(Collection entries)
■ ■ ■ ■ ■ ■ ■

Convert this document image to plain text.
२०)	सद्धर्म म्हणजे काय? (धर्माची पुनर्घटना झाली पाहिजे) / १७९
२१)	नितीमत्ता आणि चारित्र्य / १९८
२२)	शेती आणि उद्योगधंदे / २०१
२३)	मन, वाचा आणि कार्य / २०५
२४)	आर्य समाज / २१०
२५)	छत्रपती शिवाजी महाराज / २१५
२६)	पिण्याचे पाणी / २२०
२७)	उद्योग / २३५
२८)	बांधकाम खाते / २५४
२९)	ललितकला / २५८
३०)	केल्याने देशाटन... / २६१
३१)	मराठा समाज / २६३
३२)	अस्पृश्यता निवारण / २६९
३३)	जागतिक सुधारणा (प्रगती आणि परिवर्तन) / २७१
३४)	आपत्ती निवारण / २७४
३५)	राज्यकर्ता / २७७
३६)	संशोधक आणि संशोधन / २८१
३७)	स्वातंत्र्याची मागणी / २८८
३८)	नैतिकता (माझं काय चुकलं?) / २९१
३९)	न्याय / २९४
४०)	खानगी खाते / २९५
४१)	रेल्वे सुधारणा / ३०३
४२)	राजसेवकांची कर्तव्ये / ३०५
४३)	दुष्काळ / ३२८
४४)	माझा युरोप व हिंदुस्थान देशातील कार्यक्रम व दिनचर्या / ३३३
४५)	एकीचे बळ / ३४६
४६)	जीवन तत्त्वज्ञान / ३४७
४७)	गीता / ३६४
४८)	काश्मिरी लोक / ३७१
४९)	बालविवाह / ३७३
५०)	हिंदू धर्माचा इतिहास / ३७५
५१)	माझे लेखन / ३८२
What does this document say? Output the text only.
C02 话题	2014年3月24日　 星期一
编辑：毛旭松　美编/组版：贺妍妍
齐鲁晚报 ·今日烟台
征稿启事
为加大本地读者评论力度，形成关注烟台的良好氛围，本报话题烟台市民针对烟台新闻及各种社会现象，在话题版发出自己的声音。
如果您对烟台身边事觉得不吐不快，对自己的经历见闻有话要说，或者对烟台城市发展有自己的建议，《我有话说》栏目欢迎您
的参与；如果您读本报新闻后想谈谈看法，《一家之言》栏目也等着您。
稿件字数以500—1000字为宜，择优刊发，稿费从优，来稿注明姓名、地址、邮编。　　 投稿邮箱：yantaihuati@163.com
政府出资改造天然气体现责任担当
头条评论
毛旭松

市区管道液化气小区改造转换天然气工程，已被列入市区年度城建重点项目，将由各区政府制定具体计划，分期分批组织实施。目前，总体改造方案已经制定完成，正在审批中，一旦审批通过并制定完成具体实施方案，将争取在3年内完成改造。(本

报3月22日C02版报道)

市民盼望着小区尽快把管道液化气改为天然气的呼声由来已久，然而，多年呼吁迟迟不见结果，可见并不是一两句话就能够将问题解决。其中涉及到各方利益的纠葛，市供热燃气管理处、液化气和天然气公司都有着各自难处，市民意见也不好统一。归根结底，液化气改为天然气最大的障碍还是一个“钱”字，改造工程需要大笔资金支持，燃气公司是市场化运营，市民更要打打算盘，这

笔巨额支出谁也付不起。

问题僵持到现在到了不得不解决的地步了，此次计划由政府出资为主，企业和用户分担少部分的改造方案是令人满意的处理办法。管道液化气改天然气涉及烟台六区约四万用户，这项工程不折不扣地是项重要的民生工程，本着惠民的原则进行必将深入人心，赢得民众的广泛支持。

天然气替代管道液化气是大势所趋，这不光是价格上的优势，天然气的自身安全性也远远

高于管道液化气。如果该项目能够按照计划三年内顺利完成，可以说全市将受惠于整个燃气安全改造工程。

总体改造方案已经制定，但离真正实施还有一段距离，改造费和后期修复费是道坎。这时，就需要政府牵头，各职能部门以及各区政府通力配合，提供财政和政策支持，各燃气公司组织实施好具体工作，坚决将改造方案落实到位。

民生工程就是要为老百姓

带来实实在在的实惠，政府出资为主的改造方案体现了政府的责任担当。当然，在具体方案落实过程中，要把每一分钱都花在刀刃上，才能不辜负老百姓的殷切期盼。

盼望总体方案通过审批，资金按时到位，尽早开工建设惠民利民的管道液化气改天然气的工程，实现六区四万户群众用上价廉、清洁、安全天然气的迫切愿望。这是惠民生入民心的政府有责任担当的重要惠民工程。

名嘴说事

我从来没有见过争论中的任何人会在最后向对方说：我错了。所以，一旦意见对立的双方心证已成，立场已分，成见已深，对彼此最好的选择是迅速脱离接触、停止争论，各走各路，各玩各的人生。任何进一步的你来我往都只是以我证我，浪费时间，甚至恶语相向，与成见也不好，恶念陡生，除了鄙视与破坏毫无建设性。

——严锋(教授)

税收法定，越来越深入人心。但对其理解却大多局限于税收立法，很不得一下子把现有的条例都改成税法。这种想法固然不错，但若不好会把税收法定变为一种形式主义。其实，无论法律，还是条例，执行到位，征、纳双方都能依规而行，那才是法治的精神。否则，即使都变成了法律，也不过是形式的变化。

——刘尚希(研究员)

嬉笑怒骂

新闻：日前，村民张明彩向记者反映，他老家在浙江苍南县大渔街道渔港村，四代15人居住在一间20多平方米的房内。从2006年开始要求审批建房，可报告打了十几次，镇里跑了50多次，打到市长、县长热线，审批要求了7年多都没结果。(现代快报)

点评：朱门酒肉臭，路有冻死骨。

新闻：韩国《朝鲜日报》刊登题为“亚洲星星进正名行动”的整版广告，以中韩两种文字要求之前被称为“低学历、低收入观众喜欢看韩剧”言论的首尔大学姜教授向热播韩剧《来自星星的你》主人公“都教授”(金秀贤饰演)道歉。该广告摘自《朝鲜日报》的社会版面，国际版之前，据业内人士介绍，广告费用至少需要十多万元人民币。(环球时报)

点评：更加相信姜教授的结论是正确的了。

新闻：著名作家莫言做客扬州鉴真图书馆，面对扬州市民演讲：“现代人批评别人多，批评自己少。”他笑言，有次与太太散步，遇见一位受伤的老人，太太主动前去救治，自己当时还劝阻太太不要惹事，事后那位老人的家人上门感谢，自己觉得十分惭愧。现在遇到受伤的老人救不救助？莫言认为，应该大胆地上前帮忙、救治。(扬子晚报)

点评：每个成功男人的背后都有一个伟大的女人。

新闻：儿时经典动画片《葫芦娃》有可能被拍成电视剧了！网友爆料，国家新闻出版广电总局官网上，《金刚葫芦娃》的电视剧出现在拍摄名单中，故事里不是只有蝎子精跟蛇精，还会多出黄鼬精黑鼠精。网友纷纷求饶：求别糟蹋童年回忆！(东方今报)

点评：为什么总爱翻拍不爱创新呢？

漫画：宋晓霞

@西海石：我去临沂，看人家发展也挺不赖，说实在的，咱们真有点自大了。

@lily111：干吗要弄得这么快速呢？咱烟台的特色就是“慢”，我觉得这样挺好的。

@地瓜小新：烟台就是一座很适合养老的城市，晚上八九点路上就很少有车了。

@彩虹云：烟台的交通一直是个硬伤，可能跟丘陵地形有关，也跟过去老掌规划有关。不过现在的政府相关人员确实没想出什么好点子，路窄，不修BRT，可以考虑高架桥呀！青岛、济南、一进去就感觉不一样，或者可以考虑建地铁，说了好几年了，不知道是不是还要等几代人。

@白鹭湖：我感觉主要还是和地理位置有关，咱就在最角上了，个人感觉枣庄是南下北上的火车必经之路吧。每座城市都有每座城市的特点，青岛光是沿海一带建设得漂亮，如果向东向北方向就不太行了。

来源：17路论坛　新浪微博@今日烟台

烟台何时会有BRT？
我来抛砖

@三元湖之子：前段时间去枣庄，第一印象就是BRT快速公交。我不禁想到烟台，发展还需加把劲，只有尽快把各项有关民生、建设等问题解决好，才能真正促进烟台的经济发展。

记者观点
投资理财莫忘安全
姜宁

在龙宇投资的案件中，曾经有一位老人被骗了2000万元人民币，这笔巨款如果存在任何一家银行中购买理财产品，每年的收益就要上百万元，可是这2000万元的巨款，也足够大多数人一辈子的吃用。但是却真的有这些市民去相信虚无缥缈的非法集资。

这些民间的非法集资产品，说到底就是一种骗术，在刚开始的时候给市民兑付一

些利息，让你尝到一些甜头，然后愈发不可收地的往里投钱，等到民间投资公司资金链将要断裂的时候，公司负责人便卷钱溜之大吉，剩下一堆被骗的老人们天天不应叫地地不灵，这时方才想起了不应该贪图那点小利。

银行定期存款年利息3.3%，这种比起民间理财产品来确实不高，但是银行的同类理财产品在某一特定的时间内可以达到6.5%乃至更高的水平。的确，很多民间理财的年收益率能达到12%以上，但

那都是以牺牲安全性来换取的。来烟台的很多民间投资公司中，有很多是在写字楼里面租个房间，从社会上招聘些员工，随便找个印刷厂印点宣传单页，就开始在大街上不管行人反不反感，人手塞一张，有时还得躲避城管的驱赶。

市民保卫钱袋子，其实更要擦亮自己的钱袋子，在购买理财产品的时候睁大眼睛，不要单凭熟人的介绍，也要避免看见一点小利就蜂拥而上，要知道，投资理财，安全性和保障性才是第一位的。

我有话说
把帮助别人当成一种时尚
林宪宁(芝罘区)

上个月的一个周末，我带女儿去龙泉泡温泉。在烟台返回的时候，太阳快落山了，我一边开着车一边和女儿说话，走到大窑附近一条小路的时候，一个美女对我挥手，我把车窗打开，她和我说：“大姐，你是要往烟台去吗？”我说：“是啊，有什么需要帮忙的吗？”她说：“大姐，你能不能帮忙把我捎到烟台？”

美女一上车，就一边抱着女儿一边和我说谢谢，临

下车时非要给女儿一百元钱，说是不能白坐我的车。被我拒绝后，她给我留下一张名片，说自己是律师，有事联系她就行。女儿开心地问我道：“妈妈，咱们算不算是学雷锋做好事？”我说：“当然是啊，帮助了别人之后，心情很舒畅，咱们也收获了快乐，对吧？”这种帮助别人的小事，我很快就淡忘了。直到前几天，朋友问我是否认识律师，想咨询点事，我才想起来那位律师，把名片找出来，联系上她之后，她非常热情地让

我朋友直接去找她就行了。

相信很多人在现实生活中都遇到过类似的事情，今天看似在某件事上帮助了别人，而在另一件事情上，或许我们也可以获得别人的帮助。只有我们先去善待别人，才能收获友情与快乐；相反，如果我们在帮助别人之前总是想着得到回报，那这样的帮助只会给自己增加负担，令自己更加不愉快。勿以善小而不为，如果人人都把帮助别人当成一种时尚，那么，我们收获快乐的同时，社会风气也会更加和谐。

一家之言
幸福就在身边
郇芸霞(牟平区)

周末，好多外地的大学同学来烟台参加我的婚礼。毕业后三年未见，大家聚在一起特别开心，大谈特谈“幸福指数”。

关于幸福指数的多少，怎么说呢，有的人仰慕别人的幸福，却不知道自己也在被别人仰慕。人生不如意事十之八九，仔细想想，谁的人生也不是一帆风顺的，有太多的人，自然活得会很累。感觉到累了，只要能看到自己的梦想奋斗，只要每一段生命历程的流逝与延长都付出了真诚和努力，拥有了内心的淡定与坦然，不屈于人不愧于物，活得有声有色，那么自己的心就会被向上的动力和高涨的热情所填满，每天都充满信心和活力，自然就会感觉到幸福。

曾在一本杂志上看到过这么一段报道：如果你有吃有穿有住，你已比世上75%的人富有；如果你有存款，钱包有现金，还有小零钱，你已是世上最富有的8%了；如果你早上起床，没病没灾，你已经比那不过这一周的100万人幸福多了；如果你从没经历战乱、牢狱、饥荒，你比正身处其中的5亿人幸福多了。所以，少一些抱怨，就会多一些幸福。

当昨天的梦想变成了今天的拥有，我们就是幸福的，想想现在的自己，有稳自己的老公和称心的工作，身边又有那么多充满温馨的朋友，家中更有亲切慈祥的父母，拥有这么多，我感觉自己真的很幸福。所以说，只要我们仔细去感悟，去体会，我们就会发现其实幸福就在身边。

■ ■ ■ ■ ■ ■ ■

→ Given problem
Which lines hold the word "text"? Show each one.

→ Solution to the exercise
Convert this document image to plain text.
What does this document say? Output the text only.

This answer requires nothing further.